_Short exercise_.
Find the lines holding the string "我们怀疑心很重" in the data, then copy all of them.

_Records for the task_.
(begin)
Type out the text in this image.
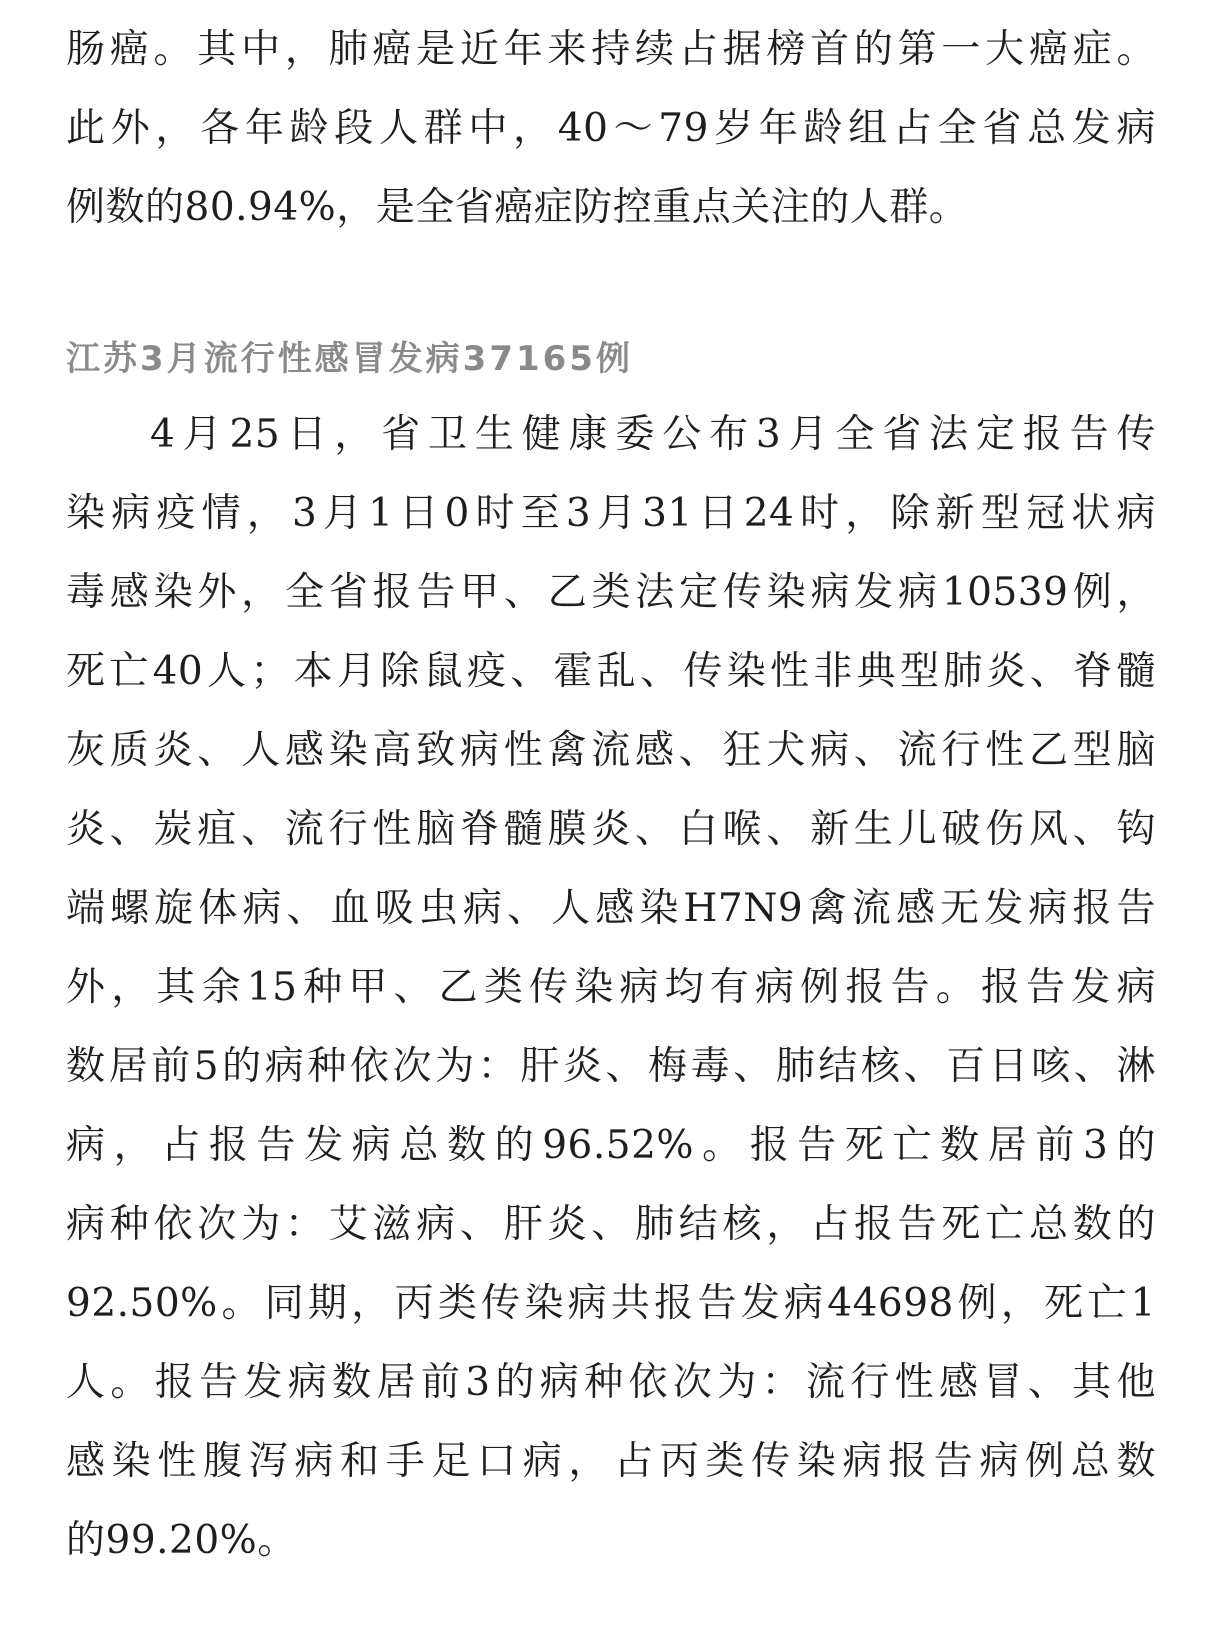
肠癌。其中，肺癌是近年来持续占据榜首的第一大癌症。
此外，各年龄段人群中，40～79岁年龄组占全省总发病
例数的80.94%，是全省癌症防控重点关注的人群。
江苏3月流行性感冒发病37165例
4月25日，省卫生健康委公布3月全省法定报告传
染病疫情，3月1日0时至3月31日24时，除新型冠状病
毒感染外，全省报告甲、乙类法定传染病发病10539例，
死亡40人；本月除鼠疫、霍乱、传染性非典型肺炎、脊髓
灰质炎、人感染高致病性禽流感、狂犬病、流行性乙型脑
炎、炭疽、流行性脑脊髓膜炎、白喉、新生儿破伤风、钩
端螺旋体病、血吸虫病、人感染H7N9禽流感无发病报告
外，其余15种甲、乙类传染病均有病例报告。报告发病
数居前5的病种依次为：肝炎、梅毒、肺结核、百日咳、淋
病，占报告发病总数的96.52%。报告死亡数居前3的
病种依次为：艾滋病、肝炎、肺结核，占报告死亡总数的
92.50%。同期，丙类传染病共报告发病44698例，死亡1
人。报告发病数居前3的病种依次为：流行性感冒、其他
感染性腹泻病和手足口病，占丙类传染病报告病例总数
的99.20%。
(end)
(begin)
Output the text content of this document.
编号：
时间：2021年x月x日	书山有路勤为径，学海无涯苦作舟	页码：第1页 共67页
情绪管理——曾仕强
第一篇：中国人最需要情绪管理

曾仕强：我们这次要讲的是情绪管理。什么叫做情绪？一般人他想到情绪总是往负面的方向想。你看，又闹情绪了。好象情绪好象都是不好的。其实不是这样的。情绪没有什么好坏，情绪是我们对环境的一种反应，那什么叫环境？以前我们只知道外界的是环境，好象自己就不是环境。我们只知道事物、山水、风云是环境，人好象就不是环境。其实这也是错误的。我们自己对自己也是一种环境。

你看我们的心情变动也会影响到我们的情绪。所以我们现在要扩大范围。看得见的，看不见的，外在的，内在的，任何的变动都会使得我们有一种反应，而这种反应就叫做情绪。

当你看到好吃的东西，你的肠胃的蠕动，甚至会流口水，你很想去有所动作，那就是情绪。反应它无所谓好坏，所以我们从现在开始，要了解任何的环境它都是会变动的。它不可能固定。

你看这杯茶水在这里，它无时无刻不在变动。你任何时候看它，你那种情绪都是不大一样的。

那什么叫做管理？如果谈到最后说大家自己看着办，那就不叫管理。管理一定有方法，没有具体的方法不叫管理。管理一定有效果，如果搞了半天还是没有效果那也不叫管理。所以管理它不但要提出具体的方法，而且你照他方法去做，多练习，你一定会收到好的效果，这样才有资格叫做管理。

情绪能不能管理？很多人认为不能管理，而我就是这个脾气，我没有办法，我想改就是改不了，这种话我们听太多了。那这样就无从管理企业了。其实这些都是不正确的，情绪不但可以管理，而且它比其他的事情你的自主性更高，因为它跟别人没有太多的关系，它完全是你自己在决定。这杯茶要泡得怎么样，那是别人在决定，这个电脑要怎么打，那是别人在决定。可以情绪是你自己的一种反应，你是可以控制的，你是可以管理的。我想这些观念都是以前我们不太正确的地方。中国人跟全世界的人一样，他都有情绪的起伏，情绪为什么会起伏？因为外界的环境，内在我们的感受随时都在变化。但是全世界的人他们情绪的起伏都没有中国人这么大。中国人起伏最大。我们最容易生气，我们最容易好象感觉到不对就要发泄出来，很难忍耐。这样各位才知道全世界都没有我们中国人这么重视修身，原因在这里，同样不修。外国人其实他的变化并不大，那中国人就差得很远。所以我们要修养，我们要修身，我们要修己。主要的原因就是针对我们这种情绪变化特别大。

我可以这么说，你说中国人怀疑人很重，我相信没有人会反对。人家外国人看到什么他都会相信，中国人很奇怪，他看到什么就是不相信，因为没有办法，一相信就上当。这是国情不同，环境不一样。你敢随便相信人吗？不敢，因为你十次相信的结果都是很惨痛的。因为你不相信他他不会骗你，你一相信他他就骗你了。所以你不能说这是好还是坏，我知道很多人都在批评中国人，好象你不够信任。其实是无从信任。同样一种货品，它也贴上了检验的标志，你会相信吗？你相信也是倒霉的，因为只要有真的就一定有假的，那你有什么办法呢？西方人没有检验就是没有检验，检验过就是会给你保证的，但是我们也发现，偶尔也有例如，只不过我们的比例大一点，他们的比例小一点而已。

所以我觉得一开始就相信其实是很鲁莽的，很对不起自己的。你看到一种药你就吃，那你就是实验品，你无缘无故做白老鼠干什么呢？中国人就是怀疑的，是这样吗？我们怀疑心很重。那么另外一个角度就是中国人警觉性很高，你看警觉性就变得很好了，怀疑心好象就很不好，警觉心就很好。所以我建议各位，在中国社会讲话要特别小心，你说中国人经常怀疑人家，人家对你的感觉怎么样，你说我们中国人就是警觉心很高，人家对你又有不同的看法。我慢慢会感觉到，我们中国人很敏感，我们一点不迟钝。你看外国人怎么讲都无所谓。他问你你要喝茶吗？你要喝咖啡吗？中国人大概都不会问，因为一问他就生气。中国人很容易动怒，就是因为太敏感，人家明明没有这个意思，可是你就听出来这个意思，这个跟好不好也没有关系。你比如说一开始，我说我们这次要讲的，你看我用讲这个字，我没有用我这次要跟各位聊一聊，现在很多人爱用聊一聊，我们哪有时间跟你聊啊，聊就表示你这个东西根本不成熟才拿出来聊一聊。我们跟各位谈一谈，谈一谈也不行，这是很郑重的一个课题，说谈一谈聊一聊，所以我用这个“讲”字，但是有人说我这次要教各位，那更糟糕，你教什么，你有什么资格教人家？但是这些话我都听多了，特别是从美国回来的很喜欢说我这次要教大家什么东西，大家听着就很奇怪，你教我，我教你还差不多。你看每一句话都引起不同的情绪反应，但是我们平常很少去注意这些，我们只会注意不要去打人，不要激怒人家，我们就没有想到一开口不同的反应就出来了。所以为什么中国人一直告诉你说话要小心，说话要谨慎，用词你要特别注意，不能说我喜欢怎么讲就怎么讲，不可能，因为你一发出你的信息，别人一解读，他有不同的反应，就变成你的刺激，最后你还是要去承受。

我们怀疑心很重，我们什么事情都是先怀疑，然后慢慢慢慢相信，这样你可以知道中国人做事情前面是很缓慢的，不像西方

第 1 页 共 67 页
(end)
(begin)
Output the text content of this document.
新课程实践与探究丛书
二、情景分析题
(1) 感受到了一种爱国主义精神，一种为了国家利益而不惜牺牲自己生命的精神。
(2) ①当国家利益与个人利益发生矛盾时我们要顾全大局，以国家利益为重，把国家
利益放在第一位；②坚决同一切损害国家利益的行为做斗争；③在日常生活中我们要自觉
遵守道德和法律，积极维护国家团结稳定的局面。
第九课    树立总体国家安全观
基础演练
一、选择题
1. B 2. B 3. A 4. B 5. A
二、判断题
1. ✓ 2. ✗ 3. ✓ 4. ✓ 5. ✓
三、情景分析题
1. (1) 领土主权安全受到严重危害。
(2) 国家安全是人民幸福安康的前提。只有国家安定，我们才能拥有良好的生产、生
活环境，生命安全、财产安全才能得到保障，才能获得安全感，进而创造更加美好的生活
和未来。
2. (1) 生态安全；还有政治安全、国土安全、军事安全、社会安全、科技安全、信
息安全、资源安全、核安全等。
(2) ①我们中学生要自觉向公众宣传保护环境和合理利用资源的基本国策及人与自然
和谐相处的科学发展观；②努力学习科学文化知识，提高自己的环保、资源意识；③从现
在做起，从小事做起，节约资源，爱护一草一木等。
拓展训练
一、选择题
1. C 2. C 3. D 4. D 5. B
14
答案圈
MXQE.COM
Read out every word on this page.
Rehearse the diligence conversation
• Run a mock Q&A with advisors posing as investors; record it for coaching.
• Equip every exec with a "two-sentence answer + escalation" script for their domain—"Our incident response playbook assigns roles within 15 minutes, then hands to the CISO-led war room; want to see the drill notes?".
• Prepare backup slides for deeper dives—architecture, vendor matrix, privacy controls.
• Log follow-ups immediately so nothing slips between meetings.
(end)
_Final result_.
所以我觉得一开始就相信其实是很鲁莽的，很对不起自己的。你看到一种药你就吃，那你就是实验品，你无缘无故做白老鼠干什么呢？中国人就是怀疑的，是这样吗？我们怀疑心很重。那么另外一个角度就是中国人警觉性很高，你看警觉性就变得很好了，怀疑心好象就很不好，警觉心就很好。所以我建议各位，在中国社会讲话要特别小心，你说中国人经常怀疑人家，人家对你的感觉怎么样，你说我们中国人就是警觉心很高，人家对你又有不同的看法。我慢慢会感觉到，我们中国人很敏感，我们一点不迟钝。你看外国人怎么讲都无所谓。他问你你要喝茶吗？你要喝咖啡吗？中国人大概都不会问，因为一问他就生气。中国人很容易动怒，就是因为太敏感，人家明明没有这个意思，可是你就听出来这个意思，这个跟好不好也没有关系。你比如说一开始，我说我们这次要讲的，你看我用讲这个字，我没有用我这次要跟各位聊一聊，现在很多人爱用聊一聊，我们哪有时间跟你聊啊，聊就表示你这个东西根本不成熟才拿出来聊一聊。我们跟各位谈一谈，谈一谈也不行，这是很郑重的一个课题，说谈一谈聊一聊，所以我用这个“讲”字，但是有人说我这次要教各位，那更糟糕，你教什么，你有什么资格教人家？但是这些话我都听多了，特别是从美国回来的很喜欢说我这次要教大家什么东西，大家听着就很奇怪，你教我，我教你还差不多。你看每一句话都引起不同的情绪反应，但是我们平常很少去注意这些，我们只会注意不要去打人，不要激怒人家，我们就没有想到一开口不同的反应就出来了。所以为什么中国人一直告诉你说话要小心，说话要谨慎，用词你要特别注意，不能说我喜欢怎么讲就怎么讲，不可能，因为你一发出你的信息，别人一解读，他有不同的反应，就变成你的刺激，最后你还是要去承受。
我们怀疑心很重，我们什么事情都是先怀疑，然后慢慢慢慢相信，这样你可以知道中国人做事情前面是很缓慢的，不像西方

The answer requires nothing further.